··· DOCUMENT EXCERPT

The downloaded kubeconfig embeds a short-lived token and stops working when the token expires - regenerate it when needed.

***

## Tokens, expiry, and rate limits

* **Short-lived tokens.** Both the exec-plugin token and the embedded kubeconfig token are time-boxed and expire automatically. The response includes an `expires_at`.
* **Rate limited.** Token and kubeconfig minting is rate limited per user; on large fleets prefer the default exec mode (which mints once) over `--embed-token --all` (which mints one token per cluster).
* **Revocable.** An admin can revoke a member's access at any time from [Cluster Access](/guides/cluster-access) (delete the grant, or revoke all). Existing tokens stop working.

······

## [EXERCISES TO COMPLETE]
A – In the excerpt on kubeconfig tokens and rate limits, which mode is recommended for large fleets?
B – Write what comes next in the excerpt on kubeconfig tokens and rate limits, starting after its final bullet about revocation.

··· RECORDED INFORMATION

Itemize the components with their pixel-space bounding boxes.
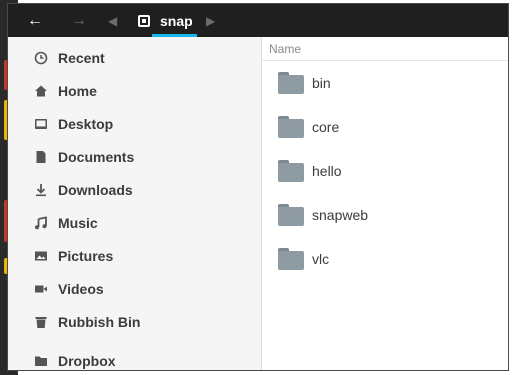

······

## [TASK-BY-TASK ANSWERS]
A – The default exec mode, which mints once.

B –
***

## API

| Method | Path                                       | Purpose                                                               |
| ------ | ------------------------------------------ | --------------------------------------------------------------------- |
| `POST` | `/api/v1/clusters/{cluster_id}/k8s-token`  | Mint a short-lived token (used by the kubectl exec credential plugin) |
| `POST` | `/api/v1/clusters/{cluster_id}/kubeconfig` | Generate a complete kubeconfig document                               |
| `*`    | `/api/v1/clusters/{cluster_id}/k8s/...`    | The Kubernetes API proxy endpoint your kubeconfig targets             |

These are the **token-authenticated user-API** paths the CLI uses. The portal manages the same access through session-authenticated endpoints under `/org/clusters/{cluster_id}/access/...` - see the [Cluster Access API table](/guides/cluster-access#api).

The proxy requires the access gateway to be enabled; when it isn't, these endpoints return `404`. See [Cluster Access](/guides/cluster-access) for grants and the [CLI reference](/integrations/ankra-cli) for the full command set.